# [WHAT THE EXERCISE ASKS]
Return a copy of every line in the records that includes the word "this".

# [INPUT DATA]
━━━━━━━━━━━━━━━━

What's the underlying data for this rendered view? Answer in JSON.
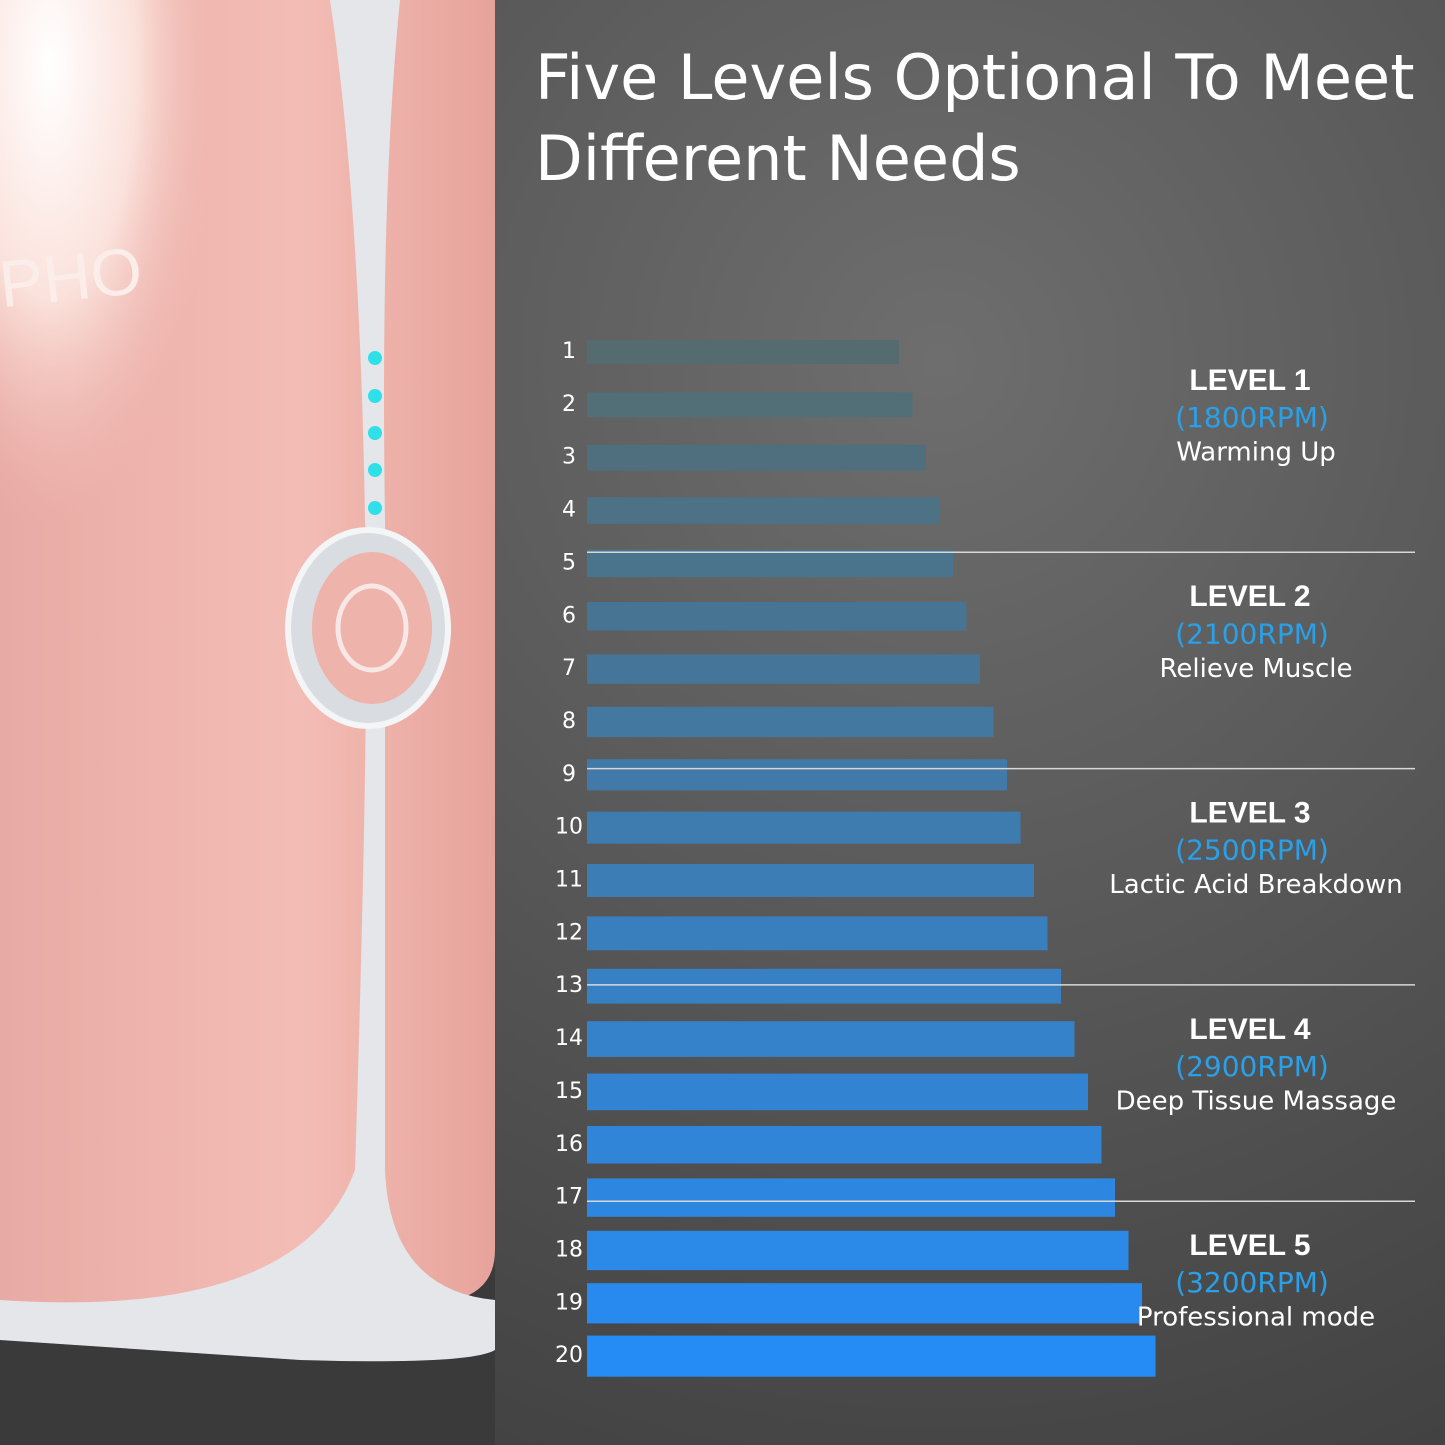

━━━━━━━━━━━━━━━━

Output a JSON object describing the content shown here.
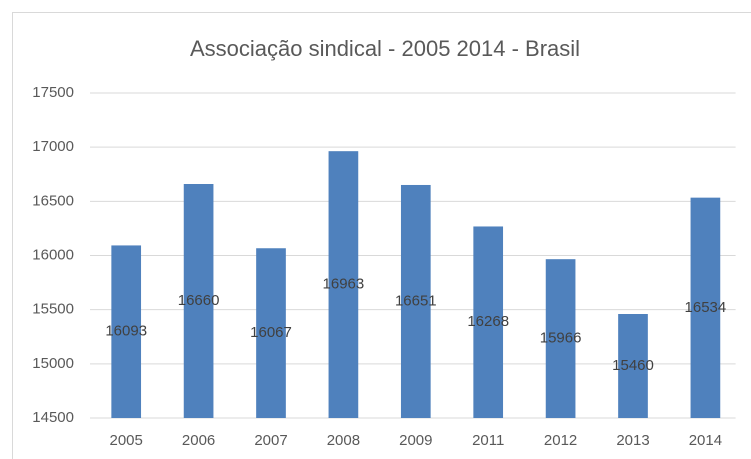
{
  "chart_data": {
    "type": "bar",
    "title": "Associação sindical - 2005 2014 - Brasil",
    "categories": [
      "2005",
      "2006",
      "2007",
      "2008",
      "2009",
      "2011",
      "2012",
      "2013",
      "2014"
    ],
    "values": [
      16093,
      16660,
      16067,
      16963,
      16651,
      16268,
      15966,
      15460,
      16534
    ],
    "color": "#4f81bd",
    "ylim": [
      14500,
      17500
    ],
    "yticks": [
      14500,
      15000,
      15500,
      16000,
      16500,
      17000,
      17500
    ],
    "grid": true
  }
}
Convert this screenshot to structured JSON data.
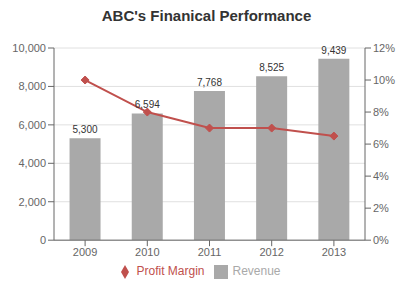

━━━━━━━━━━━━━━━━

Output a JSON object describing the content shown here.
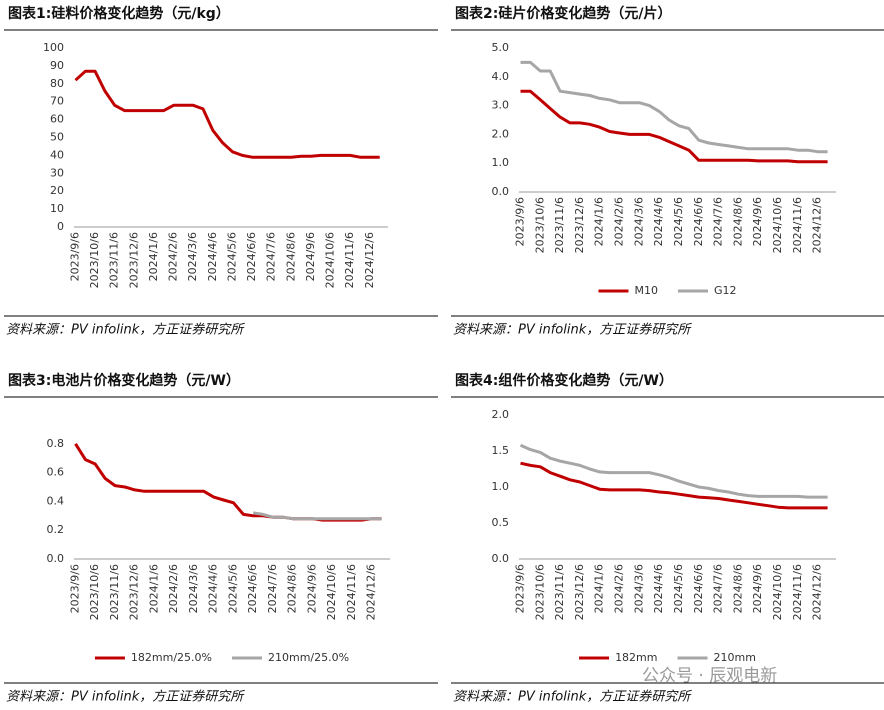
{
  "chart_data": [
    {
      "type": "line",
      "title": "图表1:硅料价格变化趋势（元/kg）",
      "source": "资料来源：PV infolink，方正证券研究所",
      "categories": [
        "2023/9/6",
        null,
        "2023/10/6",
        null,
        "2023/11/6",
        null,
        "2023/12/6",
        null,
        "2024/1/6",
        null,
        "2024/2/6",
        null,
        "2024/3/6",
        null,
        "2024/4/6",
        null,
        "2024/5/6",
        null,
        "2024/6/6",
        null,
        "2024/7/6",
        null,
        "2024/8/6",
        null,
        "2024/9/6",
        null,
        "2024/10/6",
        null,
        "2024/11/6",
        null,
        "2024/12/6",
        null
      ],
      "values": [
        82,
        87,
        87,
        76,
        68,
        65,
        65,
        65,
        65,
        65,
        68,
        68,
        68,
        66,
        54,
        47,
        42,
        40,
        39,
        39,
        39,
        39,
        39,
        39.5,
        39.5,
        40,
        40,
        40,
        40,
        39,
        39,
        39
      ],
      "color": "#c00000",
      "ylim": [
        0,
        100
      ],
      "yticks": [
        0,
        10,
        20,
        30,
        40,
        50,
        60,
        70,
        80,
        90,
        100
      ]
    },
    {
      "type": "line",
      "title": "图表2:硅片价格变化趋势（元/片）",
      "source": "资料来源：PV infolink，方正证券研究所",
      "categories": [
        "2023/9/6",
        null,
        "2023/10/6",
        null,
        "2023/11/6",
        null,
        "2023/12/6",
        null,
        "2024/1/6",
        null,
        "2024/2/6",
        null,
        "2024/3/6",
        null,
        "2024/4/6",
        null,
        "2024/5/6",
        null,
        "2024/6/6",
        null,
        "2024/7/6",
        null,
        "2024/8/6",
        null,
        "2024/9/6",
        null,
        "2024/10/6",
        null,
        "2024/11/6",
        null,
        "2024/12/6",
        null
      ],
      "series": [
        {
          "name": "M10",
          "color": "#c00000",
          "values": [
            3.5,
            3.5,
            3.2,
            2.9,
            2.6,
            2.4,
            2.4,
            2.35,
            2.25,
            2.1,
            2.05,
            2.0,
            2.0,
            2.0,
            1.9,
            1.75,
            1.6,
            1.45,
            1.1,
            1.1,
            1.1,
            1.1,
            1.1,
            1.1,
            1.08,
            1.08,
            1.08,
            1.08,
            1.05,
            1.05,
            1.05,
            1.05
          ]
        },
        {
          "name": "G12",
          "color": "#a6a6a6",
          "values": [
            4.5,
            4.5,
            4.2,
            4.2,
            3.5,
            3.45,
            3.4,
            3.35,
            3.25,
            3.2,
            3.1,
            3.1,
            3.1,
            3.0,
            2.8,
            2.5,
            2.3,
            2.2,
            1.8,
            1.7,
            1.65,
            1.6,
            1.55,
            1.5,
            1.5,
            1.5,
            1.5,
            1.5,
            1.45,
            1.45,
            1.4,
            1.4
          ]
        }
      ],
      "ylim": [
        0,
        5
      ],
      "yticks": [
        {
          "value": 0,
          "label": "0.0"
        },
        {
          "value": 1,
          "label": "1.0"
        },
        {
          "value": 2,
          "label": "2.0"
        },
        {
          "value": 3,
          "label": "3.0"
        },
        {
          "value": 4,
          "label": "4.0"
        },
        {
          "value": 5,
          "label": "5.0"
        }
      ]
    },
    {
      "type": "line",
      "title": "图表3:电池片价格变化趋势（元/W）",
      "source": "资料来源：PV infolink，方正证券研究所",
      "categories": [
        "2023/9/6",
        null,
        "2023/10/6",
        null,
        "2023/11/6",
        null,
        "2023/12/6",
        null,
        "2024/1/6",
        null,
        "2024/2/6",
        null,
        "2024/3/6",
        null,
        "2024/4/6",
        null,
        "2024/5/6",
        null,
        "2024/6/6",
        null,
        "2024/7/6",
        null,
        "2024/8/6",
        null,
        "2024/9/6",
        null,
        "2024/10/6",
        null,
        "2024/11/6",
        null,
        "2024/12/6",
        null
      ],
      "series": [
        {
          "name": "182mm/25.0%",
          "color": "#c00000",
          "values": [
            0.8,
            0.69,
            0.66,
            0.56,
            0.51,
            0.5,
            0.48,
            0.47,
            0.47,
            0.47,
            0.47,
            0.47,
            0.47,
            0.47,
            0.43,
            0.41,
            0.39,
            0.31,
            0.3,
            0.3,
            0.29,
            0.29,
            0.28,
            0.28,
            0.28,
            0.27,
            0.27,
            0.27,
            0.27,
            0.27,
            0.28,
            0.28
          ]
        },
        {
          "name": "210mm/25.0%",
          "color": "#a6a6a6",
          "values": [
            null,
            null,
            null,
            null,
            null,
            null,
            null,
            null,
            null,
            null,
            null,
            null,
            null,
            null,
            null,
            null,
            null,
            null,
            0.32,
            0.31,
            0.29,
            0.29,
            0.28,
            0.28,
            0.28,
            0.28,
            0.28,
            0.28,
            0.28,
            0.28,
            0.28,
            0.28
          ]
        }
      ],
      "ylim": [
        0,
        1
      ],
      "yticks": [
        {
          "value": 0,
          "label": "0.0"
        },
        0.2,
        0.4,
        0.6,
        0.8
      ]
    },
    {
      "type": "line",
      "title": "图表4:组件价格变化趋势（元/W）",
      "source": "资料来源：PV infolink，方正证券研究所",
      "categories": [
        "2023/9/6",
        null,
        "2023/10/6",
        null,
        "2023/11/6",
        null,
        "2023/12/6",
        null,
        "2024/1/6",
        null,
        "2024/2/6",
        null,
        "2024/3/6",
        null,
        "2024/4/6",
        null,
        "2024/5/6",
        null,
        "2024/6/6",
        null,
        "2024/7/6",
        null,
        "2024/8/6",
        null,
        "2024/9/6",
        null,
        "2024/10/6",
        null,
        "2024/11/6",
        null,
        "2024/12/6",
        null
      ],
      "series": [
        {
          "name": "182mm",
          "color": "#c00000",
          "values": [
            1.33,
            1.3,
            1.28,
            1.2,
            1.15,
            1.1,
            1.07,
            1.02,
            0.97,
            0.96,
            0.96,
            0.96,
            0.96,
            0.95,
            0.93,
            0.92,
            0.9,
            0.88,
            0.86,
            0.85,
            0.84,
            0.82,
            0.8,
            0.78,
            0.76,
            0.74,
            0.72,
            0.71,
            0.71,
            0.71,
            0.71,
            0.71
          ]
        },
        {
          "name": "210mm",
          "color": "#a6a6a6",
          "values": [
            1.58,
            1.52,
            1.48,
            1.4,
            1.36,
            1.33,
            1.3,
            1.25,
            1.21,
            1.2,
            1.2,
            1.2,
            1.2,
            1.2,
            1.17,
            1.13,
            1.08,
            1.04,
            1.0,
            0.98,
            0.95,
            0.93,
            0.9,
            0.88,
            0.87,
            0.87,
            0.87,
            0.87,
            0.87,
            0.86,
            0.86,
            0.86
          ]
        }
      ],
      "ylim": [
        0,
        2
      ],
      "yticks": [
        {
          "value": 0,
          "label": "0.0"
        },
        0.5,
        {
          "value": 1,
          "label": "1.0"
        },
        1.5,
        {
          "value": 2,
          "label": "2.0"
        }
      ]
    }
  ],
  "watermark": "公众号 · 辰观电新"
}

━━━━━━━━━━━━━━━━

# [RESPONSE]
What's the underlying data for this rendered view? Answer in JSON.
Convert this screenshot to structured JSON data.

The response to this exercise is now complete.